PROVIDED DATA:
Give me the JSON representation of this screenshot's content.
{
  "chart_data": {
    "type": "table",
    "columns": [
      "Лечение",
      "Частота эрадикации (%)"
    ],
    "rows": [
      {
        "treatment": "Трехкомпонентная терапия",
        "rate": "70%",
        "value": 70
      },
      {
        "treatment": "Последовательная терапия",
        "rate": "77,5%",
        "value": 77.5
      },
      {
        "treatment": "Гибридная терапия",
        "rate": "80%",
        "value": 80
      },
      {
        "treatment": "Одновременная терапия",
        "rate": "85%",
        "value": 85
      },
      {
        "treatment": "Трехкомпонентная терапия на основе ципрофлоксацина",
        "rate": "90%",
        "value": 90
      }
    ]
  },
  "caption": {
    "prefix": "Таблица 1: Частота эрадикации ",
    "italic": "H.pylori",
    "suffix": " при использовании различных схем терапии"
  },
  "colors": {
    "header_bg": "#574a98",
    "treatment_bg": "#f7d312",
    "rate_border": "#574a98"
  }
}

PROBLEM DESCRIPTION: Recopy the entries above in their entirety, exactly.

FINAL RESULT:
Give me the JSON representation of this screenshot's content.
{
  "chart_data": {
    "type": "table",
    "columns": [
      "Лечение",
      "Частота эрадикации (%)"
    ],
    "rows": [
      {
        "treatment": "Трехкомпонентная терапия",
        "rate": "70%",
        "value": 70
      },
      {
        "treatment": "Последовательная терапия",
        "rate": "77,5%",
        "value": 77.5
      },
      {
        "treatment": "Гибридная терапия",
        "rate": "80%",
        "value": 80
      },
      {
        "treatment": "Одновременная терапия",
        "rate": "85%",
        "value": 85
      },
      {
        "treatment": "Трехкомпонентная терапия на основе ципрофлоксацина",
        "rate": "90%",
        "value": 90
      }
    ]
  },
  "caption": {
    "prefix": "Таблица 1: Частота эрадикации ",
    "italic": "H.pylori",
    "suffix": " при использовании различных схем терапии"
  },
  "colors": {
    "header_bg": "#574a98",
    "treatment_bg": "#f7d312",
    "rate_border": "#574a98"
  }
}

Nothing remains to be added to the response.